**Input for this task**.
────────────────────────────────────────

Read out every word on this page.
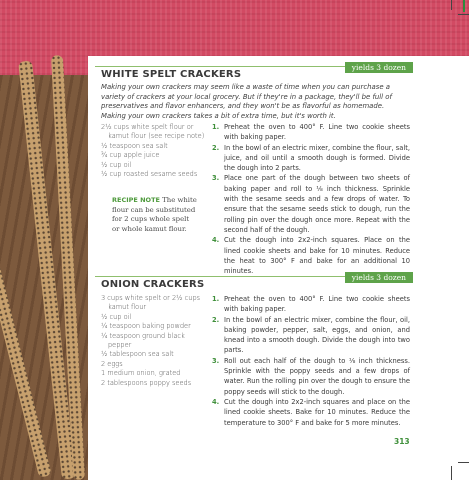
yields 3 dozen
WHITE SPELT CRACKERS

Making your own crackers may seem like a waste of time when you can purchase a variety of crackers at your local grocery. But if they're in a package, they'll be full of preservatives and flavor enhancers, and they won't be as flavorful as homemade. Making your own crackers takes a bit of extra time, but it's worth it.

2½ cups white spelt flour or kamut flour (see recipe note)
½ teaspoon sea salt
¾ cup apple juice
½ cup oil
½ cup roasted sesame seeds
RECIPE NOTE The white flour can be substituted for 2 cups whole spelt or whole kamut flour.
1. Preheat the oven to 400° F. Line two cookie sheets with baking paper.
2. In the bowl of an electric mixer, combine the flour, salt, juice, and oil until a smooth dough is formed. Divide the dough into 2 parts.
3. Place one part of the dough between two sheets of baking paper and roll to ⅛ inch thickness. Sprinkle with the sesame seeds and a few drops of water. To ensure that the sesame seeds stick to dough, run the rolling pin over the dough once more. Repeat with the second half of the dough.
4. Cut the dough into 2x2-inch squares. Place on the lined cookie sheets and bake for 10 minutes. Reduce the heat to 300° F and bake for an additional 10 minutes.
yields 3 dozen
ONION CRACKERS
3 cups white spelt or 2½ cups kamut flour
½ cup oil
¼ teaspoon baking powder
¼ teaspoon ground black pepper
½ tablespoon sea salt
2 eggs
1 medium onion, grated
2 tablespoons poppy seeds
1. Preheat the oven to 400° F. Line two cookie sheets with baking paper.
2. In the bowl of an electric mixer, combine the flour, oil, baking powder, pepper, salt, eggs, and onion, and knead into a smooth dough. Divide the dough into two parts.
3. Roll out each half of the dough to ⅛ inch thickness. Sprinkle with the poppy seeds and a few drops of water. Run the rolling pin over the dough to ensure the poppy seeds will stick to the dough.
4. Cut the dough into 2x2-inch squares and place on the lined cookie sheets. Bake for 10 minutes. Reduce the temperature to 300° F and bake for 5 more minutes.
313
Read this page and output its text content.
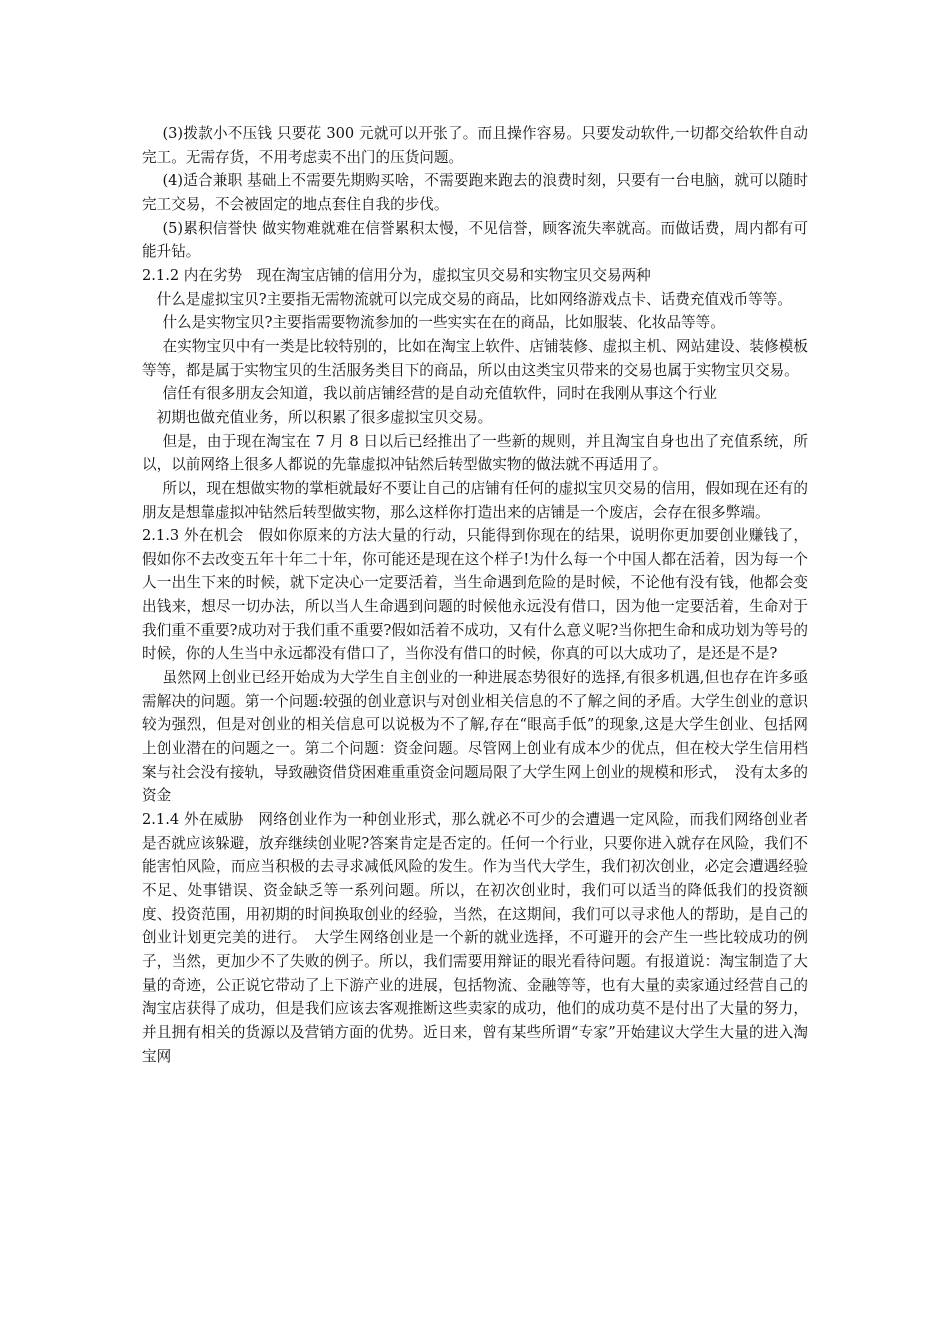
(3)拨款小不压钱 只要花 300 元就可以开张了。而且操作容易。只要发动软件,一切都交给软件自动完工。无需存货，不用考虑卖不出门的压货问题。

(4)适合兼职 基础上不需要先期购买啥，不需要跑来跑去的浪费时刻，只要有一台电脑，就可以随时完工交易，不会被固定的地点套住自我的步伐。

(5)累积信誉快 做实物难就难在信誉累积太慢，不见信誉，顾客流失率就高。而做话费，周内都有可能升钻。

2.1.2 内在劣势　现在淘宝店铺的信用分为，虚拟宝贝交易和实物宝贝交易两种

什么是虚拟宝贝?主要指无需物流就可以完成交易的商品，比如网络游戏点卡、话费充值戏币等等。

什么是实物宝贝?主要指需要物流参加的一些实实在在的商品，比如服装、化妆品等等。

在实物宝贝中有一类是比较特别的，比如在淘宝上软件、店铺装修、虚拟主机、网站建设、装修模板等等，都是属于实物宝贝的生活服务类目下的商品，所以由这类宝贝带来的交易也属于实物宝贝交易。

信任有很多朋友会知道，我以前店铺经营的是自动充值软件，同时在我刚从事这个行业

初期也做充值业务，所以积累了很多虚拟宝贝交易。

但是，由于现在淘宝在 7 月 8 日以后已经推出了一些新的规则，并且淘宝自身也出了充值系统，所以，以前网络上很多人都说的先靠虚拟冲钻然后转型做实物的做法就不再适用了。

所以，现在想做实物的掌柜就最好不要让自己的店铺有任何的虚拟宝贝交易的信用，假如现在还有的朋友是想靠虚拟冲钻然后转型做实物，那么这样你打造出来的店铺是一个废店，会存在很多弊端。

2.1.3 外在机会　假如你原来的方法大量的行动，只能得到你现在的结果，说明你更加要创业赚钱了，假如你不去改变五年十年二十年，你可能还是现在这个样子!为什么每一个中国人都在活着，因为每一个人一出生下来的时候，就下定决心一定要活着，当生命遇到危险的是时候，不论他有没有钱，他都会变出钱来，想尽一切办法，所以当人生命遇到问题的时候他永远没有借口，因为他一定要活着，生命对于我们重不重要?成功对于我们重不重要?假如活着不成功，又有什么意义呢?当你把生命和成功划为等号的时候，你的人生当中永远都没有借口了，当你没有借口的时候，你真的可以大成功了，是还是不是?

虽然网上创业已经开始成为大学生自主创业的一种进展态势很好的选择,有很多机遇,但也存在许多亟需解决的问题。第一个问题:较强的创业意识与对创业相关信息的不了解之间的矛盾。大学生创业的意识较为强烈，但是对创业的相关信息可以说极为不了解,存在“眼高手低”的现象,这是大学生创业、包括网上创业潜在的问题之一。第二个问题：资金问题。尽管网上创业有成本少的优点，但在校大学生信用档案与社会没有接轨，导致融资借贷困难重重资金问题局限了大学生网上创业的规模和形式，　没有太多的资金

2.1.4 外在威胁　网络创业作为一种创业形式，那么就必不可少的会遭遇一定风险，而我们网络创业者是否就应该躲避，放弃继续创业呢?答案肯定是否定的。任何一个行业，只要你进入就存在风险，我们不能害怕风险，而应当积极的去寻求减低风险的发生。作为当代大学生，我们初次创业，必定会遭遇经验不足、处事错误、资金缺乏等一系列问题。所以，在初次创业时，我们可以适当的降低我们的投资额度、投资范围，用初期的时间换取创业的经验，当然，在这期间，我们可以寻求他人的帮助，是自己的创业计划更完美的进行。　大学生网络创业是一个新的就业选择，不可避开的会产生一些比较成功的例子，当然，更加少不了失败的例子。所以，我们需要用辩证的眼光看待问题。有报道说：淘宝制造了大量的奇迹，公正说它带动了上下游产业的进展，包括物流、金融等等，也有大量的卖家通过经营自己的淘宝店获得了成功，但是我们应该去客观推断这些卖家的成功，他们的成功莫不是付出了大量的努力，并且拥有相关的货源以及营销方面的优势。近日来，曾有某些所谓“专家”开始建议大学生大量的进入淘宝网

────────────────────────────────────────

**What you need to do**.
Show each line holding the word "page".

**Correct answer**.
Read out every word on this page.
Read this page and output its text content.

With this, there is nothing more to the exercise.